Copy out all lines that hold "este".

▬▬▬▬▬▬

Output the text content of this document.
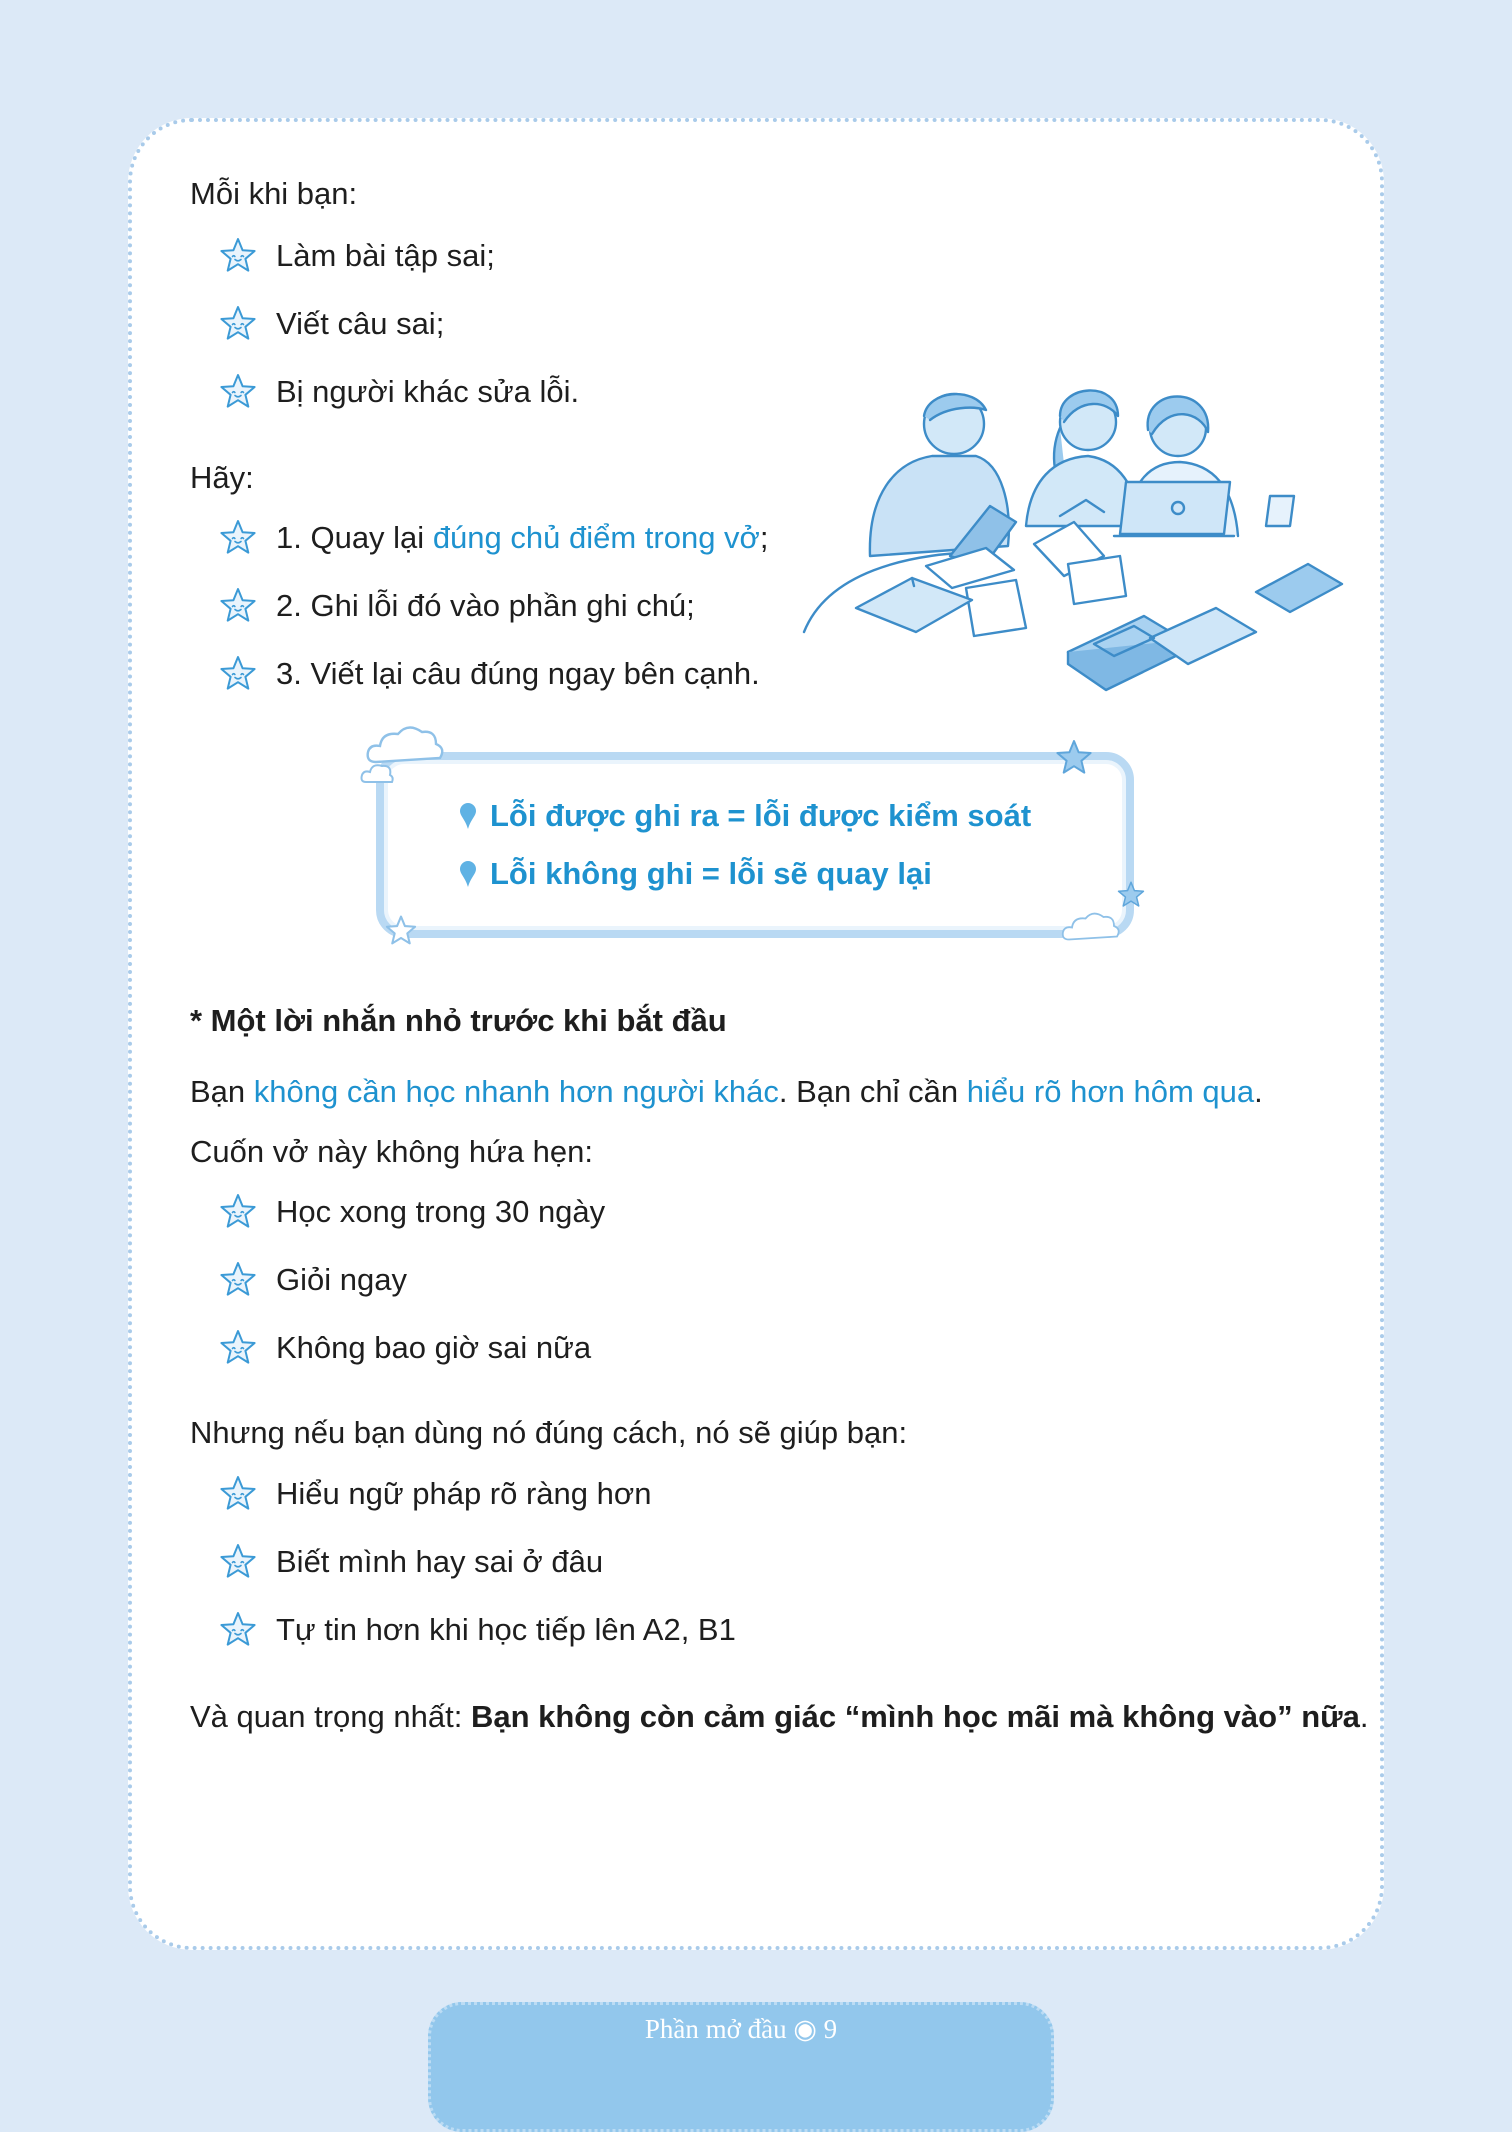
Mỗi khi bạn:
Làm bài tập sai;
Viết câu sai;
Bị người khác sửa lỗi.
Hãy:
1. Quay lại đúng chủ điểm trong vở;
2. Ghi lỗi đó vào phần ghi chú;
3. Viết lại câu đúng ngay bên cạnh.
Lỗi được ghi ra = lỗi được kiểm soát
Lỗi không ghi = lỗi sẽ quay lại
* Một lời nhắn nhỏ trước khi bắt đầu
Bạn không cần học nhanh hơn người khác. Bạn chỉ cần hiểu rõ hơn hôm qua.
Cuốn vở này không hứa hẹn:
Học xong trong 30 ngày
Giỏi ngay
Không bao giờ sai nữa
Nhưng nếu bạn dùng nó đúng cách, nó sẽ giúp bạn:
Hiểu ngữ pháp rõ ràng hơn
Biết mình hay sai ở đâu
Tự tin hơn khi học tiếp lên A2, B1
Và quan trọng nhất: Bạn không còn cảm giác “mình học mãi mà không vào” nữa.
Phần mở đầu ◉ 9
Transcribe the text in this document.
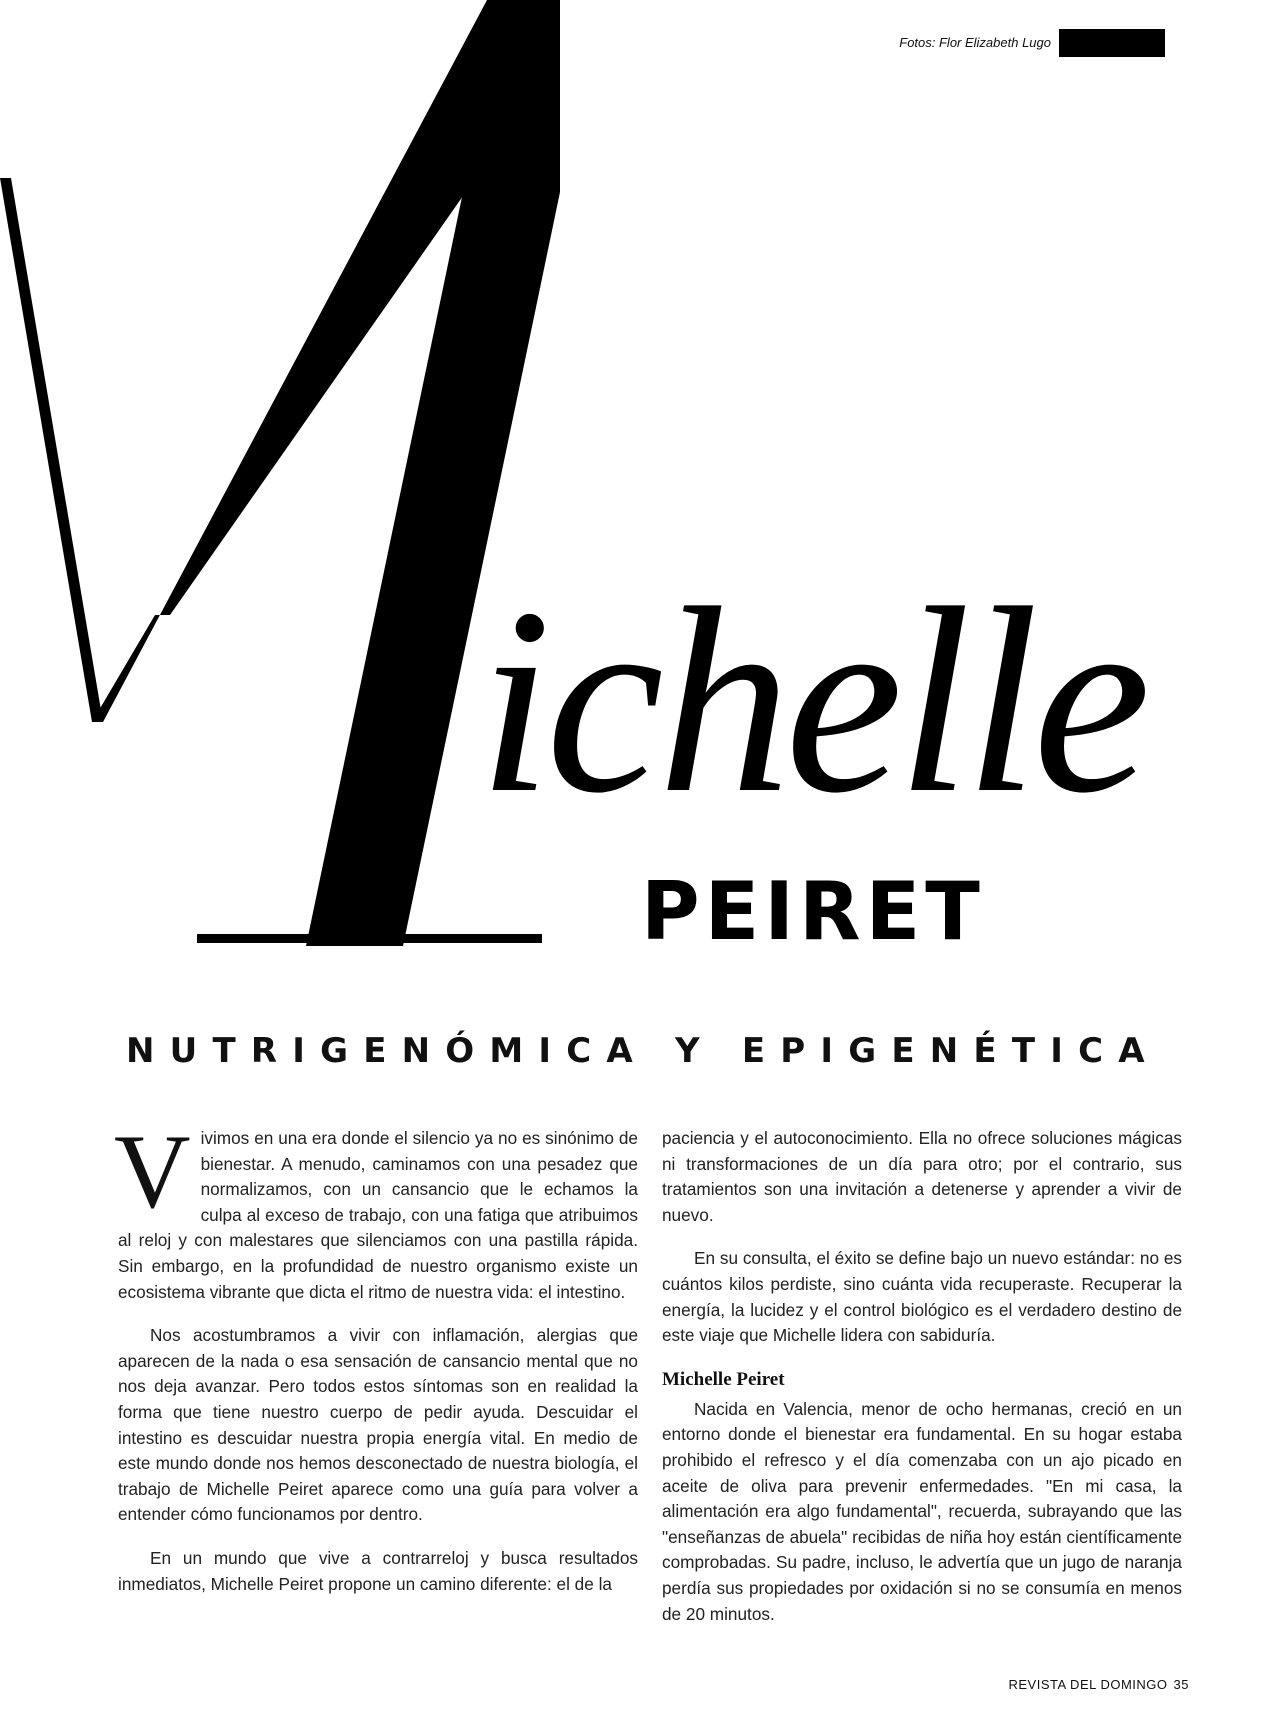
Fotos: Flor Elizabeth Lugo
M
ichelle
PEIRET
NUTRIGENÓMICA Y EPIGENÉTICA

Vivimos en una era donde el silencio ya no es sinónimo de bienestar. A menudo, caminamos con una pesadez que normalizamos, con un cansancio que le echamos la culpa al exceso de trabajo, con una fatiga que atribuimos al reloj y con malestares que silenciamos con una pastilla rápida. Sin embargo, en la profundidad de nuestro organismo existe un ecosistema vibrante que dicta el ritmo de nuestra vida: el intestino.

Nos acostumbramos a vivir con inflamación, alergias que aparecen de la nada o esa sensación de cansancio mental que no nos deja avanzar. Pero todos estos síntomas son en realidad la forma que tiene nuestro cuerpo de pedir ayuda. Descuidar el intestino es descuidar nuestra propia energía vital. En medio de este mundo donde nos hemos desconectado de nuestra biología, el trabajo de Michelle Peiret aparece como una guía para volver a entender cómo funcionamos por dentro.

En un mundo que vive a contrarreloj y busca resultados inmediatos, Michelle Peiret propone un camino diferente: el de la

paciencia y el autoconocimiento. Ella no ofrece soluciones mágicas ni transformaciones de un día para otro; por el contrario, sus tratamientos son una invitación a detenerse y aprender a vivir de nuevo.

En su consulta, el éxito se define bajo un nuevo estándar: no es cuántos kilos perdiste, sino cuánta vida recuperaste. Recuperar la energía, la lucidez y el control biológico es el verdadero destino de este viaje que Michelle lidera con sabiduría.

Michelle Peiret

Nacida en Valencia, menor de ocho hermanas, creció en un entorno donde el bienestar era fundamental. En su hogar estaba prohibido el refresco y el día comenzaba con un ajo picado en aceite de oliva para prevenir enfermedades. "En mi casa, la alimentación era algo fundamental", recuerda, subrayando que las "enseñanzas de abuela" recibidas de niña hoy están científicamente comprobadas. Su padre, incluso, le advertía que un jugo de naranja perdía sus propiedades por oxidación si no se consumía en menos de 20 minutos.

REVISTA DEL DOMINGO 35
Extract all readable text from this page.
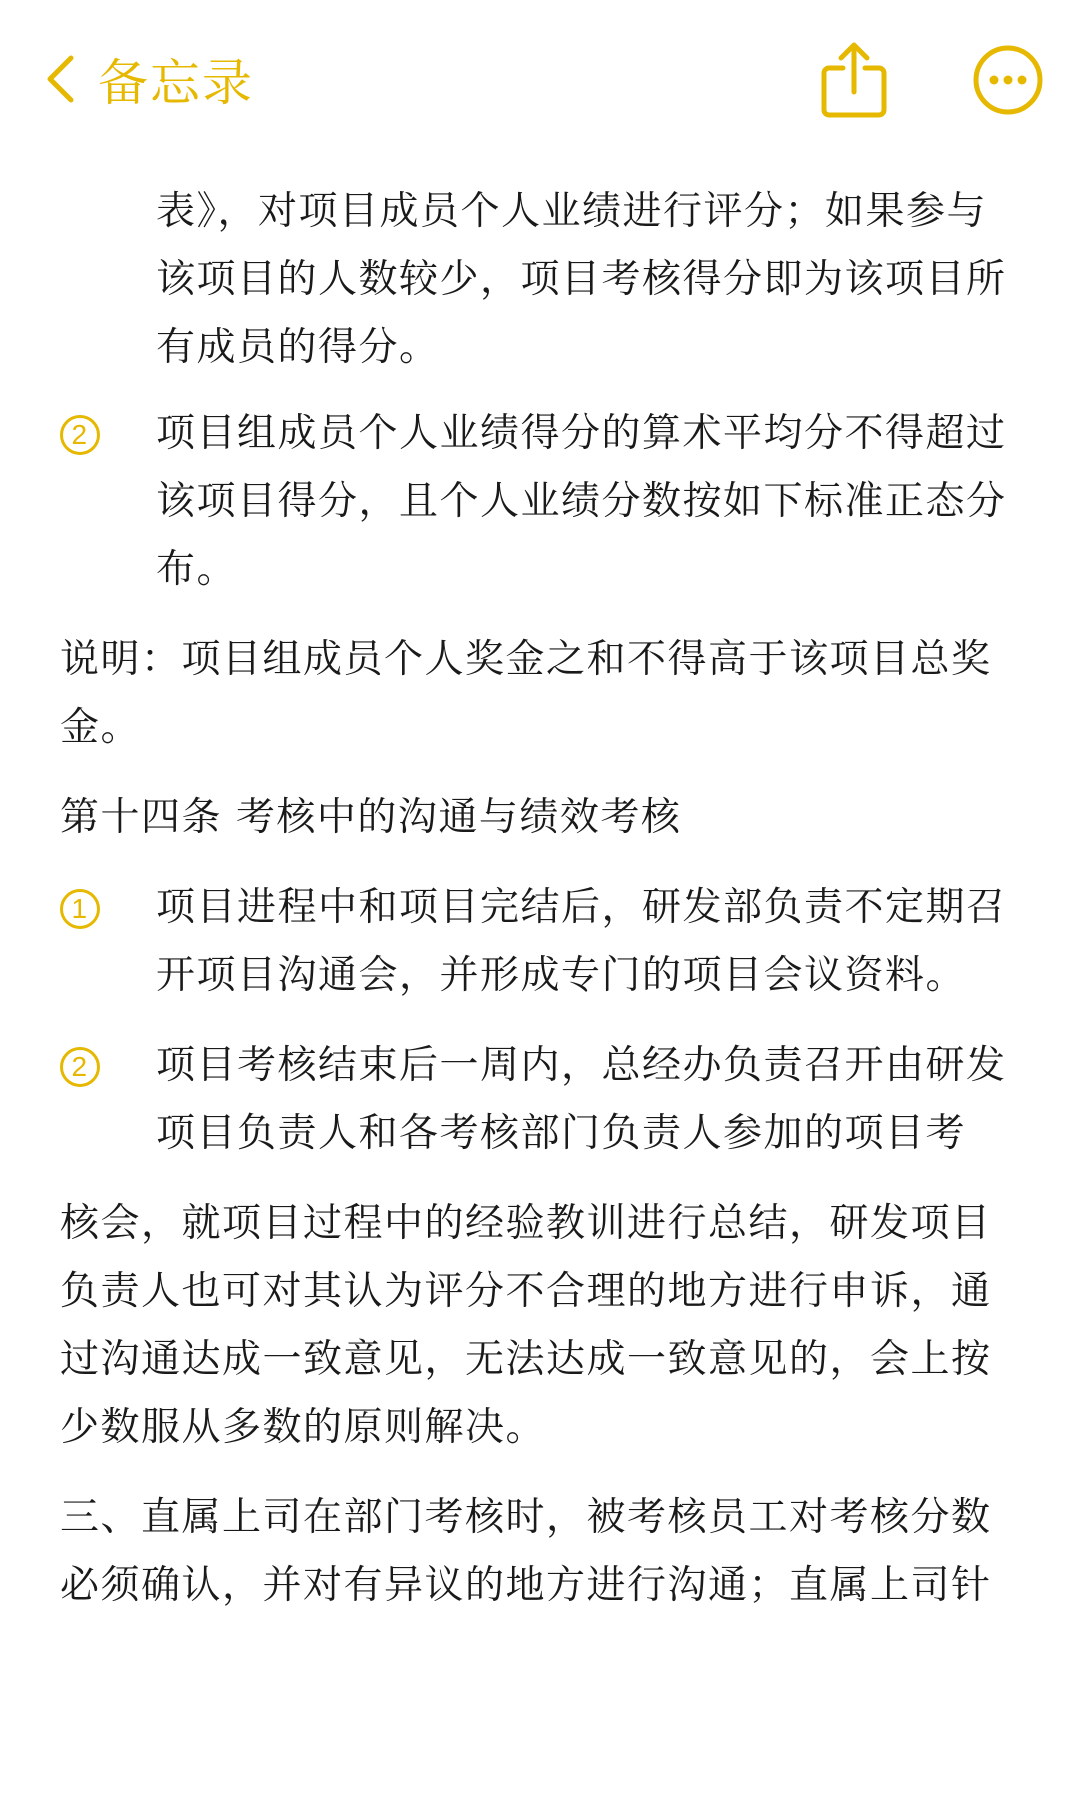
备忘录
表》，对项目成员个人业绩进行评分；如果参与该项目的人数较少，项目考核得分即为该项目所有成员的得分。
2 项目组成员个人业绩得分的算术平均分不得超过该项目得分，且个人业绩分数按如下标准正态分布。
说明：项目组成员个人奖金之和不得高于该项目总奖金。
第十四条 考核中的沟通与绩效考核
1 项目进程中和项目完结后，研发部负责不定期召开项目沟通会，并形成专门的项目会议资料。
2 项目考核结束后一周内，总经办负责召开由研发项目负责人和各考核部门负责人参加的项目考
核会，就项目过程中的经验教训进行总结，研发项目负责人也可对其认为评分不合理的地方进行申诉，通过沟通达成一致意见，无法达成一致意见的，会上按少数服从多数的原则解决。
三、直属上司在部门考核时，被考核员工对考核分数必须确认，并对有异议的地方进行沟通；直属上司针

▬▬▬▬▬▬

* **Full solution**:
Nos acostumbramos a vivir con inflamación, alergias que aparecen de la nada o esa sensación de cansancio mental que no nos deja avanzar. Pero todos estos síntomas son en realidad la forma que tiene nuestro cuerpo de pedir ayuda. Descuidar el intestino es descuidar nuestra propia energía vital. En medio de este mundo donde nos hemos desconectado de nuestra biología, el trabajo de Michelle Peiret aparece como una guía para volver a entender cómo funcionamos por dentro.
En su consulta, el éxito se define bajo un nuevo estándar: no es cuántos kilos perdiste, sino cuánta vida recuperaste. Recuperar la energía, la lucidez y el control biológico es el verdadero destino de este viaje que Michelle lidera con sabiduría.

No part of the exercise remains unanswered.